• **Aim of the exercise**
Give the count of lines holding the string "which" and nothing else.
'''
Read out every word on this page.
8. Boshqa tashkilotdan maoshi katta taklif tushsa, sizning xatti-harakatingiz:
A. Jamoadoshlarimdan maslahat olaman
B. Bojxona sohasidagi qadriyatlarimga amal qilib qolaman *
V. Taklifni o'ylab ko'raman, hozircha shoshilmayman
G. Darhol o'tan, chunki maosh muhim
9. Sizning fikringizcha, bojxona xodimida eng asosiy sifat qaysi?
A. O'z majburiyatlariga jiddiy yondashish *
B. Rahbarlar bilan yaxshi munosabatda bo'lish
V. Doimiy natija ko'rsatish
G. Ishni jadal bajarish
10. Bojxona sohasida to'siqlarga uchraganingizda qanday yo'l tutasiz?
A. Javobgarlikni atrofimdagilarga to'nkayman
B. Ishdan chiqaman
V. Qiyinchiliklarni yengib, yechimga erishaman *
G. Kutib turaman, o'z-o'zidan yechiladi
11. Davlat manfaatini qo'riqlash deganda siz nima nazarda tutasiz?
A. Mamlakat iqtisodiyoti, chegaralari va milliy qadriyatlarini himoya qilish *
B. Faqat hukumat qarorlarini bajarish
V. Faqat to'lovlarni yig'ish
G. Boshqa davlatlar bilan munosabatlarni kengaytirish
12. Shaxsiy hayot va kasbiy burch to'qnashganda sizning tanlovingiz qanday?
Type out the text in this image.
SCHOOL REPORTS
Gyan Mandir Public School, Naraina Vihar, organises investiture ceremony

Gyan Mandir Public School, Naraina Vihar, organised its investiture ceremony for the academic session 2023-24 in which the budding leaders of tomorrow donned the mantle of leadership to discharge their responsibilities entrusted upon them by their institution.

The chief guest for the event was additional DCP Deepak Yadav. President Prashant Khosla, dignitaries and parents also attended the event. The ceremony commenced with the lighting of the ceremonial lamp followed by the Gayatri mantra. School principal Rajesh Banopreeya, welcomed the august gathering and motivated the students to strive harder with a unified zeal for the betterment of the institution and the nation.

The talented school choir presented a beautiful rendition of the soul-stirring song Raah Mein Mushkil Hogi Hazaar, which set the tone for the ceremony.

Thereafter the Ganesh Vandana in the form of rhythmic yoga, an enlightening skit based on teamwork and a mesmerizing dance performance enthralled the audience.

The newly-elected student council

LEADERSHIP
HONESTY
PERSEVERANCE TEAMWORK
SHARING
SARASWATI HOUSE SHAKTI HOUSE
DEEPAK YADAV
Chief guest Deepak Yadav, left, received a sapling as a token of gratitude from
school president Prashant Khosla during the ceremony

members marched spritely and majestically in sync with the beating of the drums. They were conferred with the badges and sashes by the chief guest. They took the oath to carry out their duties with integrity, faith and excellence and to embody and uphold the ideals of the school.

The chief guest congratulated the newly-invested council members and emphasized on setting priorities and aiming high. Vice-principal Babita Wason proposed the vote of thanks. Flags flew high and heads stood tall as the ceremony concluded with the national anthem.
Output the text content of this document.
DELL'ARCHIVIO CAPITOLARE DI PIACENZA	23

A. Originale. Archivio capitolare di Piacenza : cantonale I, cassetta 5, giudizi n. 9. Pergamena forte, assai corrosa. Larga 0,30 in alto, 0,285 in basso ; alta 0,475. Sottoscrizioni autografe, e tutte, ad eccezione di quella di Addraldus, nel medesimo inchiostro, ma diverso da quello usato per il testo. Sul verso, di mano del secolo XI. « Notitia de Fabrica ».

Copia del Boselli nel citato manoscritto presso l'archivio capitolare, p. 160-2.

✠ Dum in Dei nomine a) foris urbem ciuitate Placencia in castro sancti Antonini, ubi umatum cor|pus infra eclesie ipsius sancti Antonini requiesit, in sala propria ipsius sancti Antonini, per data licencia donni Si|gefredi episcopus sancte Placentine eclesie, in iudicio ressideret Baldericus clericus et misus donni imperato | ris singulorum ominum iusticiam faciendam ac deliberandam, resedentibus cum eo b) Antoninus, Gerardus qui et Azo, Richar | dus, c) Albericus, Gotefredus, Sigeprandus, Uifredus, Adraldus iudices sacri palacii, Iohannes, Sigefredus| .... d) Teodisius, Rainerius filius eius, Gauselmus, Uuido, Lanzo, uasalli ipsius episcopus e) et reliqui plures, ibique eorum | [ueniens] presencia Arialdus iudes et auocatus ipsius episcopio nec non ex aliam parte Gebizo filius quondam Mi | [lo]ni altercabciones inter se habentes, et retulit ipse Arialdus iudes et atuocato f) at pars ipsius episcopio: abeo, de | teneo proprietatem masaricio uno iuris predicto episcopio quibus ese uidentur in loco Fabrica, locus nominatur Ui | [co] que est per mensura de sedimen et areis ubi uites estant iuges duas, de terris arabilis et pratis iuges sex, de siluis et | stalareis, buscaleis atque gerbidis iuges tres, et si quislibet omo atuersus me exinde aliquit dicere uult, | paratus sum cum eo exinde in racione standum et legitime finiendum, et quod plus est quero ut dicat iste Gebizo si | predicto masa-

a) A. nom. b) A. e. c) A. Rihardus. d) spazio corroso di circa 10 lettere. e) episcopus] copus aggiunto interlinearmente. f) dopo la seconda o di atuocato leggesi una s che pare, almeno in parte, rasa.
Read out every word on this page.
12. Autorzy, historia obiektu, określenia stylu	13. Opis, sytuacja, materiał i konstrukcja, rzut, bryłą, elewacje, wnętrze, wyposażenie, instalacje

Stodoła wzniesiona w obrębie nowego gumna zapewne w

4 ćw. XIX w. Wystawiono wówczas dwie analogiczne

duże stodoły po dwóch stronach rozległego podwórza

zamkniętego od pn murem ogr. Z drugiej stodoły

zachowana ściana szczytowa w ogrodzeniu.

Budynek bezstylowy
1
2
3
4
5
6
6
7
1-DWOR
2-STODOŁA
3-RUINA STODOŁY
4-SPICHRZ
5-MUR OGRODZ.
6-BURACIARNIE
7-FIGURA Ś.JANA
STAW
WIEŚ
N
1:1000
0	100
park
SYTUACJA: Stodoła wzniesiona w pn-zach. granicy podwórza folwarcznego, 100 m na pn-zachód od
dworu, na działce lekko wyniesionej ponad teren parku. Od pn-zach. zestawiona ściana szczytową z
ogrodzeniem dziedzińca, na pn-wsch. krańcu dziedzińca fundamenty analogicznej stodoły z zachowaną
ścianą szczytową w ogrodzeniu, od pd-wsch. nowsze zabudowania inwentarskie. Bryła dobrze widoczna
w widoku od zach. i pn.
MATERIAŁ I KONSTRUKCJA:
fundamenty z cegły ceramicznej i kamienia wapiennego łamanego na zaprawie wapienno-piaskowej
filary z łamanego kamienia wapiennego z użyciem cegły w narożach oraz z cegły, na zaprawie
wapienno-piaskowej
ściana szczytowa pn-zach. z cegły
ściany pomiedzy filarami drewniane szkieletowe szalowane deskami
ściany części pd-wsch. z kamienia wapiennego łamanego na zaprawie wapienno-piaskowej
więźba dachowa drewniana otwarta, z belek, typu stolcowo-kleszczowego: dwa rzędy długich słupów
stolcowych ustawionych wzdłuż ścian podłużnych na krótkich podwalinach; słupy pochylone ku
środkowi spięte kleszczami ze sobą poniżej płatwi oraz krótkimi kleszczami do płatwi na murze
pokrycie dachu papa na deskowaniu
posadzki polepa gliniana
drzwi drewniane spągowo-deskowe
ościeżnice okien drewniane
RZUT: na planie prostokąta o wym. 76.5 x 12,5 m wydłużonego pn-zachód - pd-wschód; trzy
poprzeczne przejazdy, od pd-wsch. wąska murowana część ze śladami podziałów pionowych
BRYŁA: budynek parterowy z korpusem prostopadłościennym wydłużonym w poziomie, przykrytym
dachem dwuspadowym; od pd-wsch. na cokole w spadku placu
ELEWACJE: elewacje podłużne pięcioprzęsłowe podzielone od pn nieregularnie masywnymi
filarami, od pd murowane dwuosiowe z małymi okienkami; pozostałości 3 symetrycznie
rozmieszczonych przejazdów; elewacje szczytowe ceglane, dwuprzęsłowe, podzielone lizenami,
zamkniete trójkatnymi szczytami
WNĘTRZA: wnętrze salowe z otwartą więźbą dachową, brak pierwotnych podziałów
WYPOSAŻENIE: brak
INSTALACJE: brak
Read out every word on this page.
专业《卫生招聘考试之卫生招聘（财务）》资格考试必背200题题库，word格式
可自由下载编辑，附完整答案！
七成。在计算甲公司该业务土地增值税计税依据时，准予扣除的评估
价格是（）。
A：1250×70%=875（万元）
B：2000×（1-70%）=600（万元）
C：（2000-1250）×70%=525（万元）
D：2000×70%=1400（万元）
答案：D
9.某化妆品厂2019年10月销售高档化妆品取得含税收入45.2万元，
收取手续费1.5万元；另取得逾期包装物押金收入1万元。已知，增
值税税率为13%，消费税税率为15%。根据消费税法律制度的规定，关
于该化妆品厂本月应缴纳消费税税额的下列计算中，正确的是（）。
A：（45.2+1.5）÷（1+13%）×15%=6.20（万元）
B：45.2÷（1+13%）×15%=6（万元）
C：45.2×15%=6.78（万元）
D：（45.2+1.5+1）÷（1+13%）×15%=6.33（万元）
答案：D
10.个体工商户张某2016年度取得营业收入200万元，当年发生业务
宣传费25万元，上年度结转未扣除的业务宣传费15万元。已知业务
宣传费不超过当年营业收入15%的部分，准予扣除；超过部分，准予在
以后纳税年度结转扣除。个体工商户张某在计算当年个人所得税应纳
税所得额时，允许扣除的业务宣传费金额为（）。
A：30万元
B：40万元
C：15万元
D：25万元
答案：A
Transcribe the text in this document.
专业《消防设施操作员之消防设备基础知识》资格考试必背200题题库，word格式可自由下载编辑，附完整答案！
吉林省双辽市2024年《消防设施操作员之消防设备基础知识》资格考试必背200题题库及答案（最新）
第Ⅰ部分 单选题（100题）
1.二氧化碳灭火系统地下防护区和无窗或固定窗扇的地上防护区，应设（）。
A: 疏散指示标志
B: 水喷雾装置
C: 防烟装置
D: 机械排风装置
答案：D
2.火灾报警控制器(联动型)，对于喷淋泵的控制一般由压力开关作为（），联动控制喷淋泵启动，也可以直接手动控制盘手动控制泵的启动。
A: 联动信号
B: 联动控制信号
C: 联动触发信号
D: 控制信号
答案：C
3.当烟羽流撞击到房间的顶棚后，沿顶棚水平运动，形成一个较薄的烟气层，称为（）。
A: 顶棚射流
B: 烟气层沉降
'''
• **Final answer**
2